Task to carry out: Write the data out again, character for character, with no images.

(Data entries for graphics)
##########
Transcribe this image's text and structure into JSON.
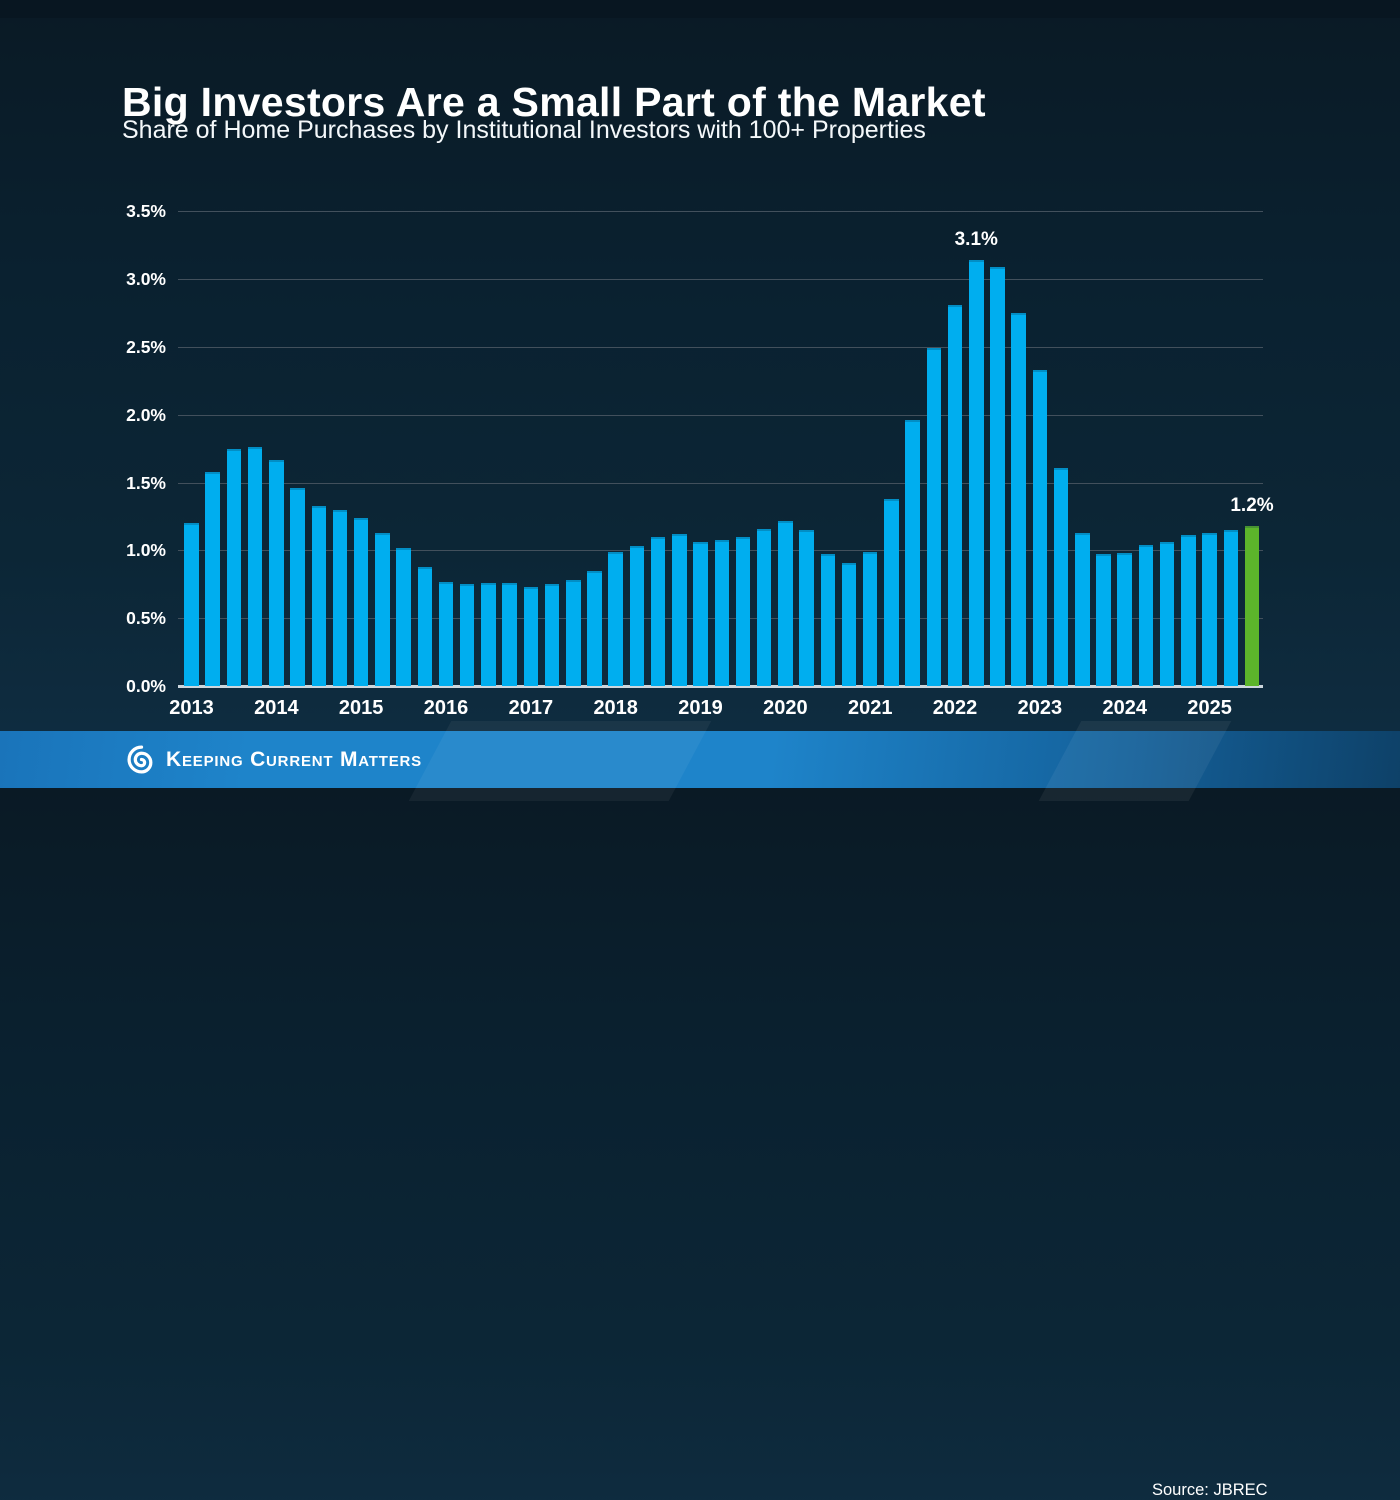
{
  "title": "Big Investors Are a Small Part of the Market",
  "subtitle": "Share of Home Purchases by Institutional Investors with 100+ Properties",
  "chart_data": {
    "type": "bar",
    "title": "Big Investors Are a Small Part of the Market",
    "subtitle": "Share of Home Purchases by Institutional Investors with 100+ Properties",
    "unit": "%",
    "ylim": [
      0,
      3.5
    ],
    "yticks": [
      "0.0%",
      "0.5%",
      "1.0%",
      "1.5%",
      "2.0%",
      "2.5%",
      "3.0%",
      "3.5%"
    ],
    "grid": true,
    "legend": "none",
    "x_tick_years": [
      "2013",
      "2014",
      "2015",
      "2016",
      "2017",
      "2018",
      "2019",
      "2020",
      "2021",
      "2022",
      "2023",
      "2024",
      "2025"
    ],
    "categories": [
      "2013 Q1",
      "2013 Q2",
      "2013 Q3",
      "2013 Q4",
      "2014 Q1",
      "2014 Q2",
      "2014 Q3",
      "2014 Q4",
      "2015 Q1",
      "2015 Q2",
      "2015 Q3",
      "2015 Q4",
      "2016 Q1",
      "2016 Q2",
      "2016 Q3",
      "2016 Q4",
      "2017 Q1",
      "2017 Q2",
      "2017 Q3",
      "2017 Q4",
      "2018 Q1",
      "2018 Q2",
      "2018 Q3",
      "2018 Q4",
      "2019 Q1",
      "2019 Q2",
      "2019 Q3",
      "2019 Q4",
      "2020 Q1",
      "2020 Q2",
      "2020 Q3",
      "2020 Q4",
      "2021 Q1",
      "2021 Q2",
      "2021 Q3",
      "2021 Q4",
      "2022 Q1",
      "2022 Q2",
      "2022 Q3",
      "2022 Q4",
      "2023 Q1",
      "2023 Q2",
      "2023 Q3",
      "2023 Q4",
      "2024 Q1",
      "2024 Q2",
      "2024 Q3",
      "2024 Q4",
      "2025 Q1",
      "2025 Q2",
      "2025 Q3"
    ],
    "values": [
      1.2,
      1.58,
      1.75,
      1.76,
      1.67,
      1.46,
      1.33,
      1.3,
      1.24,
      1.13,
      1.02,
      0.88,
      0.77,
      0.75,
      0.76,
      0.76,
      0.73,
      0.75,
      0.78,
      0.85,
      0.99,
      1.03,
      1.1,
      1.12,
      1.06,
      1.08,
      1.1,
      1.16,
      1.22,
      1.15,
      0.97,
      0.91,
      0.99,
      1.38,
      1.96,
      2.49,
      2.81,
      3.14,
      3.09,
      2.75,
      2.33,
      1.61,
      1.13,
      0.97,
      0.98,
      1.04,
      1.06,
      1.11,
      1.13,
      1.15,
      1.18
    ],
    "highlight_category": "2025 Q3",
    "annotations": [
      {
        "category": "2022 Q2",
        "label": "3.1%"
      },
      {
        "category": "2025 Q3",
        "label": "1.2%"
      }
    ]
  },
  "footer": {
    "brand": "Keeping Current Matters",
    "source": "Source: JBREC"
  },
  "colors": {
    "bar": "#00AEEF",
    "highlight": "#5CB52B",
    "background": "#0B2130",
    "footer_blue": "#1E84CA",
    "grid": "#42505C",
    "axis_line": "#CCD6DD",
    "text": "#FFFFFF"
  }
}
##########
Response to the exercise:
Transcribe this image's text and structure into JSON.
{
  "title": "Big Investors Are a Small Part of the Market",
  "subtitle": "Share of Home Purchases by Institutional Investors with 100+ Properties",
  "chart_data": {
    "type": "bar",
    "title": "Big Investors Are a Small Part of the Market",
    "subtitle": "Share of Home Purchases by Institutional Investors with 100+ Properties",
    "unit": "%",
    "ylim": [
      0,
      3.5
    ],
    "yticks": [
      "0.0%",
      "0.5%",
      "1.0%",
      "1.5%",
      "2.0%",
      "2.5%",
      "3.0%",
      "3.5%"
    ],
    "grid": true,
    "legend": "none",
    "x_tick_years": [
      "2013",
      "2014",
      "2015",
      "2016",
      "2017",
      "2018",
      "2019",
      "2020",
      "2021",
      "2022",
      "2023",
      "2024",
      "2025"
    ],
    "categories": [
      "2013 Q1",
      "2013 Q2",
      "2013 Q3",
      "2013 Q4",
      "2014 Q1",
      "2014 Q2",
      "2014 Q3",
      "2014 Q4",
      "2015 Q1",
      "2015 Q2",
      "2015 Q3",
      "2015 Q4",
      "2016 Q1",
      "2016 Q2",
      "2016 Q3",
      "2016 Q4",
      "2017 Q1",
      "2017 Q2",
      "2017 Q3",
      "2017 Q4",
      "2018 Q1",
      "2018 Q2",
      "2018 Q3",
      "2018 Q4",
      "2019 Q1",
      "2019 Q2",
      "2019 Q3",
      "2019 Q4",
      "2020 Q1",
      "2020 Q2",
      "2020 Q3",
      "2020 Q4",
      "2021 Q1",
      "2021 Q2",
      "2021 Q3",
      "2021 Q4",
      "2022 Q1",
      "2022 Q2",
      "2022 Q3",
      "2022 Q4",
      "2023 Q1",
      "2023 Q2",
      "2023 Q3",
      "2023 Q4",
      "2024 Q1",
      "2024 Q2",
      "2024 Q3",
      "2024 Q4",
      "2025 Q1",
      "2025 Q2",
      "2025 Q3"
    ],
    "values": [
      1.2,
      1.58,
      1.75,
      1.76,
      1.67,
      1.46,
      1.33,
      1.3,
      1.24,
      1.13,
      1.02,
      0.88,
      0.77,
      0.75,
      0.76,
      0.76,
      0.73,
      0.75,
      0.78,
      0.85,
      0.99,
      1.03,
      1.1,
      1.12,
      1.06,
      1.08,
      1.1,
      1.16,
      1.22,
      1.15,
      0.97,
      0.91,
      0.99,
      1.38,
      1.96,
      2.49,
      2.81,
      3.14,
      3.09,
      2.75,
      2.33,
      1.61,
      1.13,
      0.97,
      0.98,
      1.04,
      1.06,
      1.11,
      1.13,
      1.15,
      1.18
    ],
    "highlight_category": "2025 Q3",
    "annotations": [
      {
        "category": "2022 Q2",
        "label": "3.1%"
      },
      {
        "category": "2025 Q3",
        "label": "1.2%"
      }
    ]
  },
  "footer": {
    "brand": "Keeping Current Matters",
    "source": "Source: JBREC"
  },
  "colors": {
    "bar": "#00AEEF",
    "highlight": "#5CB52B",
    "background": "#0B2130",
    "footer_blue": "#1E84CA",
    "grid": "#42505C",
    "axis_line": "#CCD6DD",
    "text": "#FFFFFF"
  }
}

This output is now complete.